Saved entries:
[BEGIN]

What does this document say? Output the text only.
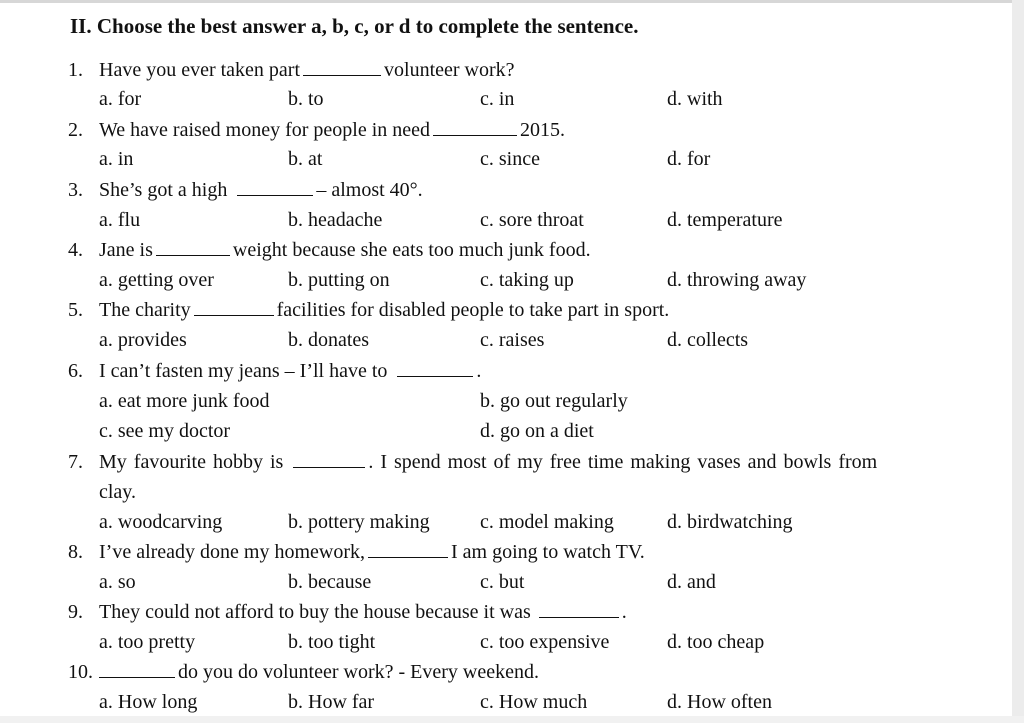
II. Choose the best answer a, b, c, or d to complete the sentence.
1. Have you ever taken part	volunteer work?
a. for	b. to	c. in	d. with
2. We have raised money for people in need	2015.
a. in	b. at	c. since	d. for
3. She’s got a high	– almost 40°.
a. flu	b. headache	c. sore throat	d. temperature
4. Jane is	weight because she eats too much junk food.
a. getting over	b. putting on	c. taking up	d. throwing away
5. The charity	facilities for disabled people to take part in sport.
a. provides	b. donates	c. raises	d. collects
6. I can’t fasten my jeans – I’ll have to	.
a. eat more junk food	b. go out regularly
c. see my doctor	d. go on a diet
7. My favourite hobby is	. I spend most of my free time making vases and bowls from
clay.
a. woodcarving	b. pottery making	c. model making	d. birdwatching
8. I’ve already done my homework,	I am going to watch TV.
a. so	b. because	c. but	d. and
9. They could not afford to buy the house because it was	.
a. too pretty	b. too tight	c. too expensive	d. too cheap
10.	do you do volunteer work? - Every weekend.
a. How long	b. How far	c. How much	d. How often
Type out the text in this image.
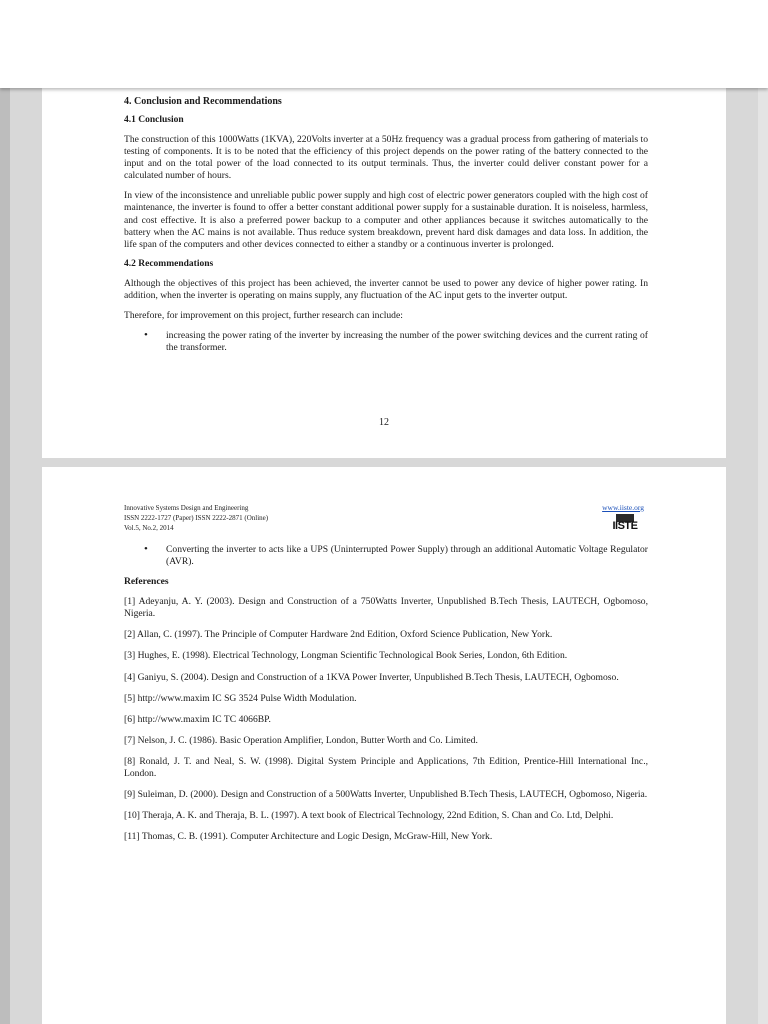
4. Conclusion and Recommendations
4.1 Conclusion

The construction of this 1000Watts (1KVA), 220Volts inverter at a 50Hz frequency was a gradual process from gathering of materials to testing of components. It is to be noted that the efficiency of this project depends on the power rating of the battery connected to the input and on the total power of the load connected to its output terminals. Thus, the inverter could deliver constant power for a calculated number of hours.

In view of the inconsistence and unreliable public power supply and high cost of electric power generators coupled with the high cost of maintenance, the inverter is found to offer a better constant additional power supply for a sustainable duration. It is noiseless, harmless, and cost effective. It is also a preferred power backup to a computer and other appliances because it switches automatically to the battery when the AC mains is not available. Thus reduce system breakdown, prevent hard disk damages and data loss. In addition, the life span of the computers and other devices connected to either a standby or a continuous inverter is prolonged.

4.2 Recommendations

Although the objectives of this project has been achieved, the inverter cannot be used to power any device of higher power rating. In addition, when the inverter is operating on mains supply, any fluctuation of the AC input gets to the inverter output.

Therefore, for improvement on this project, further research can include:

• increasing the power rating of the inverter by increasing the number of the power switching devices and the current rating of the transformer.
12
Innovative Systems Design and Engineering
ISSN 2222-1727 (Paper) ISSN 2222-2871 (Online)
Vol.5, No.2, 2014
www.iiste.org
IISTE
• Converting the inverter to acts like a UPS (Uninterrupted Power Supply) through an additional Automatic Voltage Regulator (AVR).
References

[1] Adeyanju, A. Y. (2003). Design and Construction of a 750Watts Inverter, Unpublished B.Tech Thesis, LAUTECH, Ogbomoso, Nigeria.

[2] Allan, C. (1997). The Principle of Computer Hardware 2nd Edition, Oxford Science Publication, New York.

[3] Hughes, E. (1998). Electrical Technology, Longman Scientific Technological Book Series, London, 6th Edition.

[4] Ganiyu, S. (2004). Design and Construction of a 1KVA Power Inverter, Unpublished B.Tech Thesis, LAUTECH, Ogbomoso.

[5] http://www.maxim IC SG 3524 Pulse Width Modulation.

[6] http://www.maxim IC TC 4066BP.

[7] Nelson, J. C. (1986). Basic Operation Amplifier, London, Butter Worth and Co. Limited.

[8] Ronald, J. T. and Neal, S. W. (1998). Digital System Principle and Applications, 7th Edition, Prentice-Hill International Inc., London.

[9] Suleiman, D. (2000). Design and Construction of a 500Watts Inverter, Unpublished B.Tech Thesis, LAUTECH, Ogbomoso, Nigeria.

[10] Theraja, A. K. and Theraja, B. L. (1997). A text book of Electrical Technology, 22nd Edition, S. Chan and Co. Ltd, Delphi.

[11] Thomas, C. B. (1991). Computer Architecture and Logic Design, McGraw-Hill, New York.
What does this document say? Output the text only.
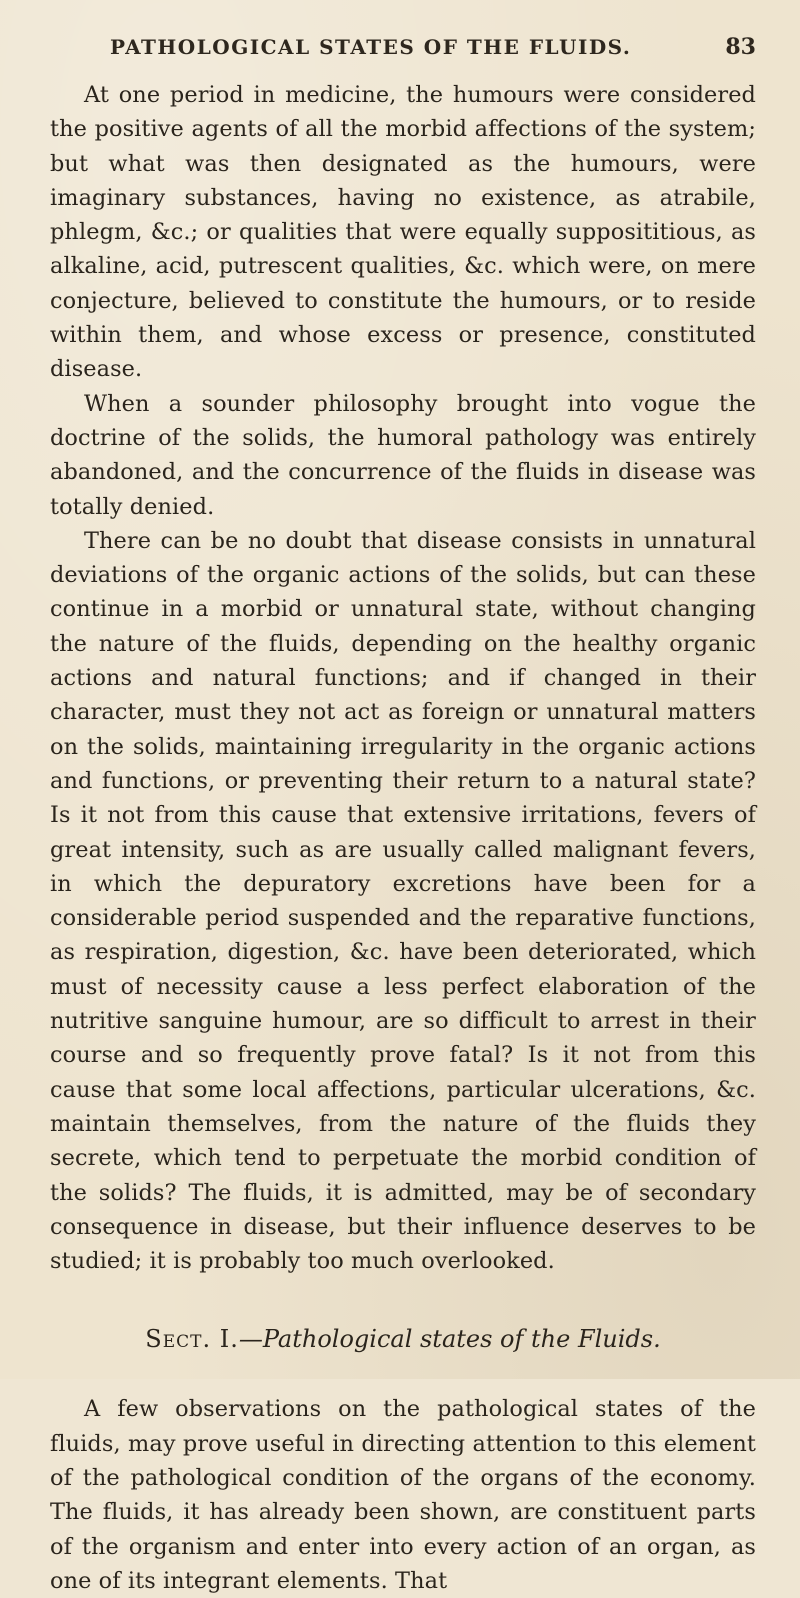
PATHOLOGICAL STATES OF THE FLUIDS.	83

At one period in medicine, the humours were considered the positive agents of all the morbid affections of the system; but what was then designated as the humours, were imaginary substances, having no existence, as atrabile, phlegm, &c.; or qualities that were equally supposititious, as alkaline, acid, putrescent qualities, &c. which were, on mere conjecture, believed to constitute the humours, or to reside within them, and whose excess or presence, constituted disease.

When a sounder philosophy brought into vogue the doctrine of the solids, the humoral pathology was entirely abandoned, and the concurrence of the fluids in disease was totally denied.

There can be no doubt that disease consists in unnatural deviations of the organic actions of the solids, but can these continue in a morbid or unnatural state, without changing the nature of the fluids, depending on the healthy organic actions and natural functions; and if changed in their character, must they not act as foreign or unnatural matters on the solids, maintaining irregularity in the organic actions and functions, or preventing their return to a natural state? Is it not from this cause that extensive irritations, fevers of great intensity, such as are usually called malignant fevers, in which the depuratory excretions have been for a considerable period suspended and the reparative functions, as respiration, digestion, &c. have been deteriorated, which must of necessity cause a less perfect elaboration of the nutritive sanguine humour, are so difficult to arrest in their course and so frequently prove fatal? Is it not from this cause that some local affections, particular ulcerations, &c. maintain themselves, from the nature of the fluids they secrete, which tend to perpetuate the morbid condition of the solids? The fluids, it is admitted, may be of secondary consequence in disease, but their influence deserves to be studied; it is probably too much overlooked.

Sect. I.—Pathological states of the Fluids.

A few observations on the pathological states of the fluids, may prove useful in directing attention to this element of the pathological condition of the organs of the economy. The fluids, it has already been shown, are constituent parts of the organism and enter into every action of an organ, as one of its integrant elements. That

[END]

▸ **Request**:
How many lines of the entries above hold the string "LAUTECH"? Reply with the number alone.

▸ **Written answer**:
3